= Directions =
Output these lines without changes, beginning at the line that contains "col11-value: декабрь bbox=[788, 641, 800, 678]" and stopping after the line that contains "col9-value: 1 bbox=[368, 838, 380, 845]".

= Material to process =
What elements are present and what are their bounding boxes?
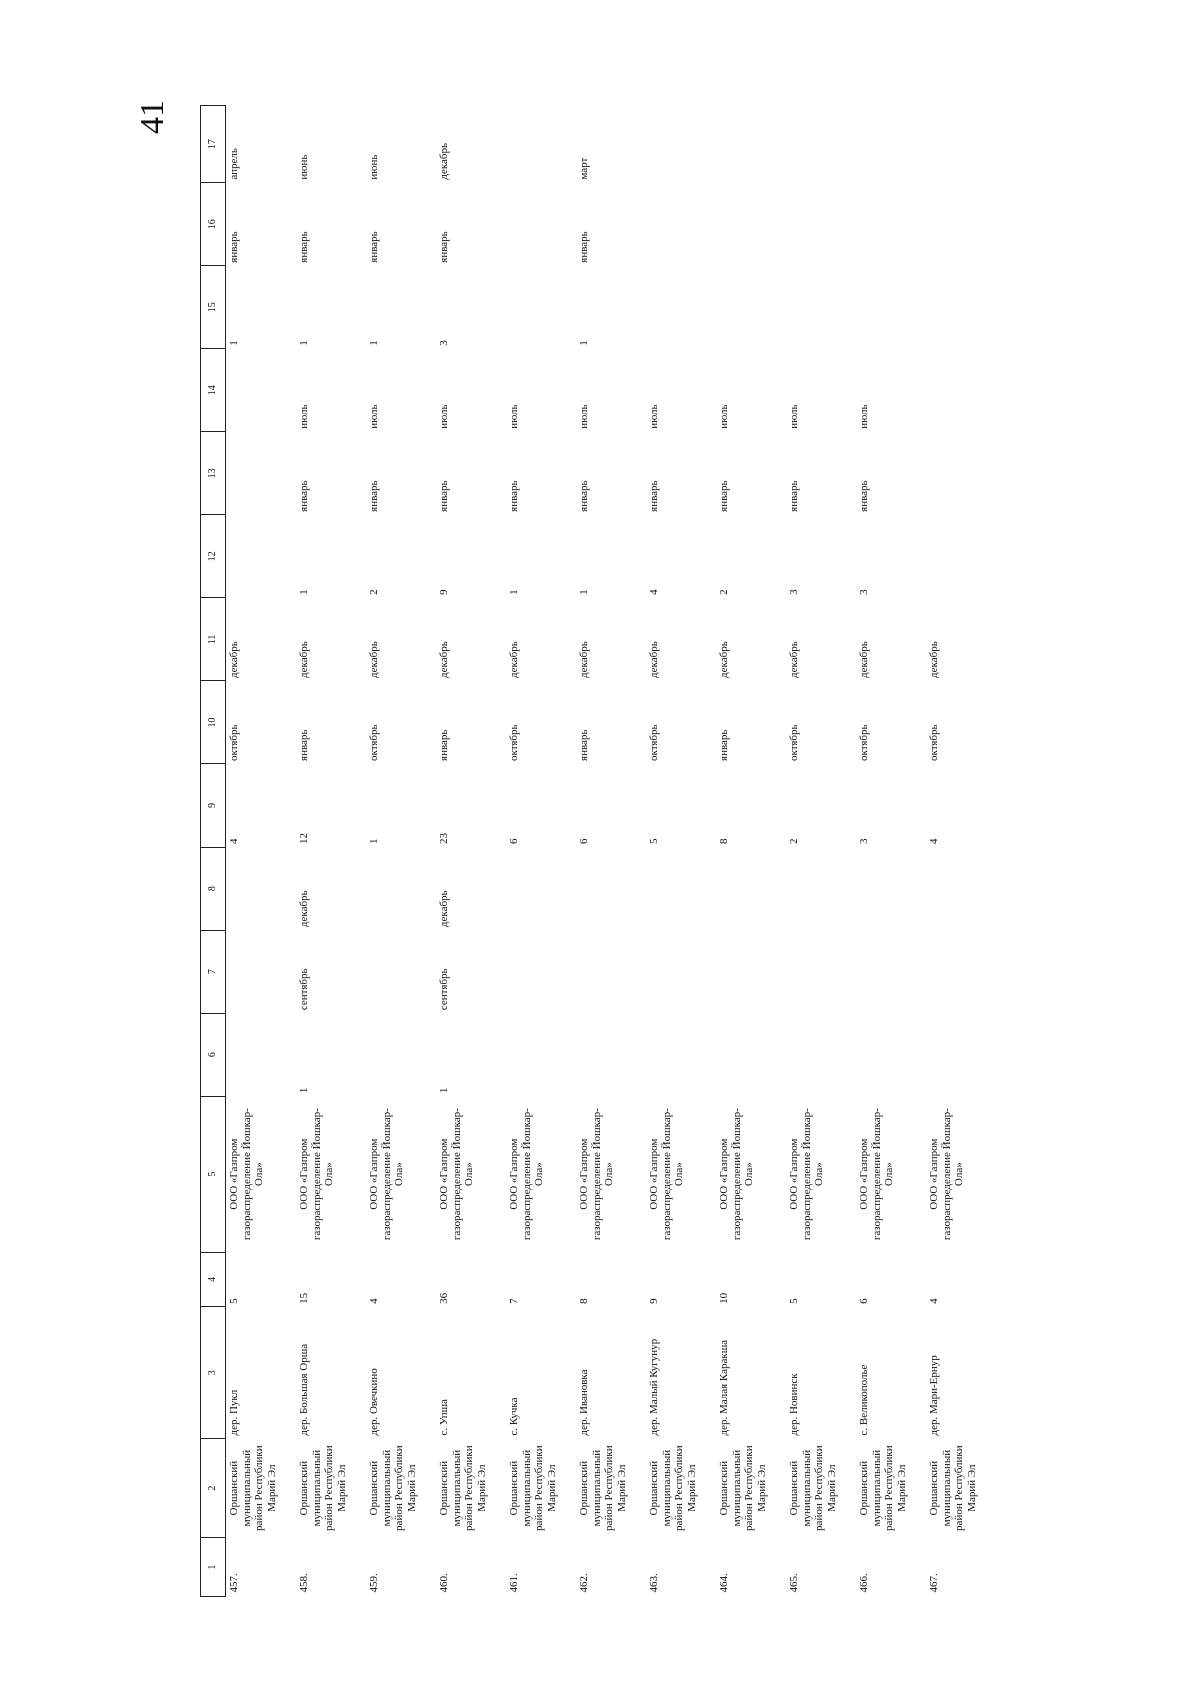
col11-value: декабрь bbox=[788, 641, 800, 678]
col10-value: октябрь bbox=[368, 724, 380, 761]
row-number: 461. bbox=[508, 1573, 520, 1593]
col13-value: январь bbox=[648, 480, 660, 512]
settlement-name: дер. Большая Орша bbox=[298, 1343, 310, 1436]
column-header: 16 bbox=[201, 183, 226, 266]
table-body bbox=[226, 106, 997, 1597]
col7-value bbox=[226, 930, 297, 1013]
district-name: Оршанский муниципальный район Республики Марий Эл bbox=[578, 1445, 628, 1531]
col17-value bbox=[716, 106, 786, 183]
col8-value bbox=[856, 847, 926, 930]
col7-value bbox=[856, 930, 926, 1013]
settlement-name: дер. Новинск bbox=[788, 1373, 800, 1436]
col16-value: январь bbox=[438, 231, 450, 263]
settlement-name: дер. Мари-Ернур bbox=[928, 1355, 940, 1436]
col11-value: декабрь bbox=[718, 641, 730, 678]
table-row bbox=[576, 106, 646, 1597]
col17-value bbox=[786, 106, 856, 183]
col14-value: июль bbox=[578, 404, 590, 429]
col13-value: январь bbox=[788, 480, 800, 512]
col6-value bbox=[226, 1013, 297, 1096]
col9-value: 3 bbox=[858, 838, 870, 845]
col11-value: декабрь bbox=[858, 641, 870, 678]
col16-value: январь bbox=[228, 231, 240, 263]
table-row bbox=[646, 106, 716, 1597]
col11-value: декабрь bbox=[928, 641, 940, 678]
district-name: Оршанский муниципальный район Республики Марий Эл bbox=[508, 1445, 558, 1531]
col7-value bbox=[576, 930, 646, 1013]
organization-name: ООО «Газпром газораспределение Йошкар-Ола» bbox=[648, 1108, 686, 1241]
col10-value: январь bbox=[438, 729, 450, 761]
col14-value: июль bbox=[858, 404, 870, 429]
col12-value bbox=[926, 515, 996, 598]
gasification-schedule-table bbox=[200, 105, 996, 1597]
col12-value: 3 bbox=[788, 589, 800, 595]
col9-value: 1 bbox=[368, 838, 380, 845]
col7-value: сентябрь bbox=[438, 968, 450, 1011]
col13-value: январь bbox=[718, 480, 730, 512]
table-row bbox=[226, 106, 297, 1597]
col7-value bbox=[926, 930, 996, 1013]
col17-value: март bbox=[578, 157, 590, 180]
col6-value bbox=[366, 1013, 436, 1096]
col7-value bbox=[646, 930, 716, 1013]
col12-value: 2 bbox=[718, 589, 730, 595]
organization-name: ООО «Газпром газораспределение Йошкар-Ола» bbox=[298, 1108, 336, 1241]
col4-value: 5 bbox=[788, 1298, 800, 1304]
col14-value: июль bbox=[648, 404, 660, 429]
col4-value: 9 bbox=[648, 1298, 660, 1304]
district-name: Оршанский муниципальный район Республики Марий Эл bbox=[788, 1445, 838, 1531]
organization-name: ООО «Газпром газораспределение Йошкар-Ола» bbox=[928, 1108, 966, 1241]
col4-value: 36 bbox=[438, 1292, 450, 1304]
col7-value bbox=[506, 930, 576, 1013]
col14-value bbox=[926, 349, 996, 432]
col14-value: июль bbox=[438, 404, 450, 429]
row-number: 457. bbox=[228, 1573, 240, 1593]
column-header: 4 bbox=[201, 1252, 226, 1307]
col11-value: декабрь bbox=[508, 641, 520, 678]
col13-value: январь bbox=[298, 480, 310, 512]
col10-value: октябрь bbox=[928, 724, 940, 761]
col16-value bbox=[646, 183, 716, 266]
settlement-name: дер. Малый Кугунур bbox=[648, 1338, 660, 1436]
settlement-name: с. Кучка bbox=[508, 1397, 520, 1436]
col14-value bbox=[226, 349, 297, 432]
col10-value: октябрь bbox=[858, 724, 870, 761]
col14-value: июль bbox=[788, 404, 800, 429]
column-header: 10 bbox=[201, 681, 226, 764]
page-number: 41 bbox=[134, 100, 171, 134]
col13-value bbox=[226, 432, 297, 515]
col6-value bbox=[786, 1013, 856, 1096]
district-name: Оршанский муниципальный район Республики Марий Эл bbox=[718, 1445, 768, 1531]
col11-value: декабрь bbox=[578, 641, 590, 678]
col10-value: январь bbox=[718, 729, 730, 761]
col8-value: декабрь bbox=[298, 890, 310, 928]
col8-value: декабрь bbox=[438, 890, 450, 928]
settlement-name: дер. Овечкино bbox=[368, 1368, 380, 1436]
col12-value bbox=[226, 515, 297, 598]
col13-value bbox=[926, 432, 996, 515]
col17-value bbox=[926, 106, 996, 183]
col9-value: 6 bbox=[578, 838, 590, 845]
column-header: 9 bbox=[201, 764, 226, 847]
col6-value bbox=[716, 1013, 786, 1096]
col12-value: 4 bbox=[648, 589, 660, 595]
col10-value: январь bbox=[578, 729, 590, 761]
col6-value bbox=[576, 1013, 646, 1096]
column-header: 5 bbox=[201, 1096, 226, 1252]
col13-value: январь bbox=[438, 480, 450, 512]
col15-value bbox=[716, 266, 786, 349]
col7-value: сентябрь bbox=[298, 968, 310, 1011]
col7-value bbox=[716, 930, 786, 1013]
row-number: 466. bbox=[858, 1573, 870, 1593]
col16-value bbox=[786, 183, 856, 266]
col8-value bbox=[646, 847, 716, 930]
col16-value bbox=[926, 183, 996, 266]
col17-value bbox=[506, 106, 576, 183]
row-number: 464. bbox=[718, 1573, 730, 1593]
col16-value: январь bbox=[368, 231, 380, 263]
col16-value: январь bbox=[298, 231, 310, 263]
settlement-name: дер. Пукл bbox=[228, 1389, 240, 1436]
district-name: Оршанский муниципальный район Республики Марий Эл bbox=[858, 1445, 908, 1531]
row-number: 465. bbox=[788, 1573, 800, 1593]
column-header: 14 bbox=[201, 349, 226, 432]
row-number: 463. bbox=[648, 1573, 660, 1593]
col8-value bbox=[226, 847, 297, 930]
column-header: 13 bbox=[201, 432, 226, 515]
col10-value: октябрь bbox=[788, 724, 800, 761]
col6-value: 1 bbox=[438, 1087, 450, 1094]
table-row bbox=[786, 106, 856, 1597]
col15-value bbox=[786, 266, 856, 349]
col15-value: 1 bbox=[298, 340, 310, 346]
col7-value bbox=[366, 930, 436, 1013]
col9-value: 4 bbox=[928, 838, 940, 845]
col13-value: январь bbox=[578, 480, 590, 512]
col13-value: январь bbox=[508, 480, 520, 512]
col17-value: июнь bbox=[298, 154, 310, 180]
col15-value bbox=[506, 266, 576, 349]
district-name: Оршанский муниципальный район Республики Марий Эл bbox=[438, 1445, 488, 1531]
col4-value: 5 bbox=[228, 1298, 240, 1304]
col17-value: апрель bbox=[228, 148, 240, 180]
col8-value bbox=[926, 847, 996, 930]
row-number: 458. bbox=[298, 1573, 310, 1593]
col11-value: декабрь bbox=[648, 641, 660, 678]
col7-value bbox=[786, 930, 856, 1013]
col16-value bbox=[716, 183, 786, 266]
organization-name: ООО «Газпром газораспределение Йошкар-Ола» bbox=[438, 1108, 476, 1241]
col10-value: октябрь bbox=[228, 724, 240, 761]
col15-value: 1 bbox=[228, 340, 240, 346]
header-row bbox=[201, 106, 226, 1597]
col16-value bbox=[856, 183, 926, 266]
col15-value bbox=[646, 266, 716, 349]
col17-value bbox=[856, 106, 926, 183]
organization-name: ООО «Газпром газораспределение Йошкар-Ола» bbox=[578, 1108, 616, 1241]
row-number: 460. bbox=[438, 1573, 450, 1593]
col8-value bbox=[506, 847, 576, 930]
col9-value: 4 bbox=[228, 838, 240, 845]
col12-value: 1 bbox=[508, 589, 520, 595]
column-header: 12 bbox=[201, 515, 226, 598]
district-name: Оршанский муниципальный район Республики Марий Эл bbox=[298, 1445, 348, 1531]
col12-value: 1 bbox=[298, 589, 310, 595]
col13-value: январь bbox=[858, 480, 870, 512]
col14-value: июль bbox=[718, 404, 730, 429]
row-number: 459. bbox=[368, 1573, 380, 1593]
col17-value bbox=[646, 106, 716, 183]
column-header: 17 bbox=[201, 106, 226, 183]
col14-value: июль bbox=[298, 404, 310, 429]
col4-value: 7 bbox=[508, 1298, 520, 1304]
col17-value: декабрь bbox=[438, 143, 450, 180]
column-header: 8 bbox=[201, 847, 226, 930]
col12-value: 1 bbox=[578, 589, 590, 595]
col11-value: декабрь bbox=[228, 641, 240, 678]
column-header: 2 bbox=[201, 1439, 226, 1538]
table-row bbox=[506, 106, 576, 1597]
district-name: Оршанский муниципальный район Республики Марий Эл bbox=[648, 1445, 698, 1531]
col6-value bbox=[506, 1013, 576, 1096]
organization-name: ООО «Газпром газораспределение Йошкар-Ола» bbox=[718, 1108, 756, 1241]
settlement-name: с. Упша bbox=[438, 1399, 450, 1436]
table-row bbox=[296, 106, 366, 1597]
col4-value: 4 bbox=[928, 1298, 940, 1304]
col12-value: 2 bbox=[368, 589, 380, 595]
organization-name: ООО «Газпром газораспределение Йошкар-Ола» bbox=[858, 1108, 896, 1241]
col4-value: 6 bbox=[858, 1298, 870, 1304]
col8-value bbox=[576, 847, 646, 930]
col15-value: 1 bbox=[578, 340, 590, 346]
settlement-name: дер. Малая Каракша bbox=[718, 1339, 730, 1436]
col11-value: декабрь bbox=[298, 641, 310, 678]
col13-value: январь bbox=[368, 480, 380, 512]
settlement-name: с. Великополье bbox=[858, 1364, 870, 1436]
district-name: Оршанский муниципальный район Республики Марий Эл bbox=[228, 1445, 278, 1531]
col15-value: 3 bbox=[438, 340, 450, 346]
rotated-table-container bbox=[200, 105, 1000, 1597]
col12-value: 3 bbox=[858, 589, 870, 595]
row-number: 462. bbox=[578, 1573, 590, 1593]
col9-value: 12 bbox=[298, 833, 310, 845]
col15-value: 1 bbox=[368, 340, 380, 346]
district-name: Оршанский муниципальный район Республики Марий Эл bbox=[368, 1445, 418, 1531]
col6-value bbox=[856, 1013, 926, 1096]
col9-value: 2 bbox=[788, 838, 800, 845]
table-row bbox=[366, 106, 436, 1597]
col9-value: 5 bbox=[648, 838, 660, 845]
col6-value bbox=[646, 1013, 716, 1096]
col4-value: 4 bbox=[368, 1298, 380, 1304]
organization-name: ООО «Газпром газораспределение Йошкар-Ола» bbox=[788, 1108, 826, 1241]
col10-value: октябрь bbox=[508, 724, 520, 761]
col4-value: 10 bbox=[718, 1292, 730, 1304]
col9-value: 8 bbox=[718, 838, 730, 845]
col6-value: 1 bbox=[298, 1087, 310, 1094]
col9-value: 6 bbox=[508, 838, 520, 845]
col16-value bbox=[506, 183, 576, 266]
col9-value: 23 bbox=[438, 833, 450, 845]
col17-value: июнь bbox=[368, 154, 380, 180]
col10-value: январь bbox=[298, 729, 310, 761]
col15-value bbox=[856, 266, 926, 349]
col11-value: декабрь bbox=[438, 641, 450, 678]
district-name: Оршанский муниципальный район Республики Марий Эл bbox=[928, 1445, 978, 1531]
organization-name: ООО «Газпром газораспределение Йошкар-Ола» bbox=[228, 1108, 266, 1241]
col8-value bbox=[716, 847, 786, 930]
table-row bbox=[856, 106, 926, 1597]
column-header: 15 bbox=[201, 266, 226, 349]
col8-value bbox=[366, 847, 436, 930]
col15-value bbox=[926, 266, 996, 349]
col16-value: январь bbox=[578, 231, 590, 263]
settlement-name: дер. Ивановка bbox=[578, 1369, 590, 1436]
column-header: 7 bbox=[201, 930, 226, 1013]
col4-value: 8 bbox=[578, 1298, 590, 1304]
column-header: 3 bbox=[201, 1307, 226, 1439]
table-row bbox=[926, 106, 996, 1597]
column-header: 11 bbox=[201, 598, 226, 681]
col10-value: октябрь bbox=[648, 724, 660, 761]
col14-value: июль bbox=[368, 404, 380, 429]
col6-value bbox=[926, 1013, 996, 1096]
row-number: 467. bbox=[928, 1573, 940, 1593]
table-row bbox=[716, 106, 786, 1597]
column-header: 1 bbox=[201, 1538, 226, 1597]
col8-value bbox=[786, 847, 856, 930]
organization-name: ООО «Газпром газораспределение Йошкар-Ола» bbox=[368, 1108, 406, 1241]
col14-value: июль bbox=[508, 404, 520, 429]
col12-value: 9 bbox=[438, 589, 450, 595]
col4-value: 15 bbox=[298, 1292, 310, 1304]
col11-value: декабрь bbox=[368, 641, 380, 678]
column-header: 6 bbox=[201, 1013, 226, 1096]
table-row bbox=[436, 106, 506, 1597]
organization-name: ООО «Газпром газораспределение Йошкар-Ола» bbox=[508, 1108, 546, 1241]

= Exercise solution =
col11-value: декабрь bbox=[788, 641, 800, 678]
col10-value: октябрь bbox=[368, 724, 380, 761]
row-number: 461. bbox=[508, 1573, 520, 1593]
col13-value: январь bbox=[648, 480, 660, 512]
settlement-name: дер. Большая Орша bbox=[298, 1343, 310, 1436]
column-header: 16 bbox=[201, 183, 226, 266]
table-body bbox=[226, 106, 997, 1597]
col7-value bbox=[226, 930, 297, 1013]
district-name: Оршанский муниципальный район Республики Марий Эл bbox=[578, 1445, 628, 1531]
col17-value bbox=[716, 106, 786, 183]
col8-value bbox=[856, 847, 926, 930]
col7-value bbox=[856, 930, 926, 1013]
settlement-name: дер. Новинск bbox=[788, 1373, 800, 1436]
col16-value: январь bbox=[438, 231, 450, 263]
settlement-name: дер. Мари-Ернур bbox=[928, 1355, 940, 1436]
col11-value: декабрь bbox=[718, 641, 730, 678]
table-row bbox=[576, 106, 646, 1597]
col17-value bbox=[786, 106, 856, 183]
col14-value: июль bbox=[578, 404, 590, 429]
col13-value: январь bbox=[788, 480, 800, 512]
col6-value bbox=[226, 1013, 297, 1096]
col9-value: 3 bbox=[858, 838, 870, 845]
col11-value: декабрь bbox=[858, 641, 870, 678]
col16-value: январь bbox=[228, 231, 240, 263]
table-row bbox=[646, 106, 716, 1597]
col11-value: декабрь bbox=[928, 641, 940, 678]
district-name: Оршанский муниципальный район Республики Марий Эл bbox=[508, 1445, 558, 1531]
col7-value bbox=[576, 930, 646, 1013]
organization-name: ООО «Газпром газораспределение Йошкар-Ола» bbox=[648, 1108, 686, 1241]
col10-value: январь bbox=[438, 729, 450, 761]
col14-value: июль bbox=[858, 404, 870, 429]
col12-value bbox=[926, 515, 996, 598]
gasification-schedule-table bbox=[200, 105, 996, 1597]
col12-value: 3 bbox=[788, 589, 800, 595]
col9-value: 1 bbox=[368, 838, 380, 845]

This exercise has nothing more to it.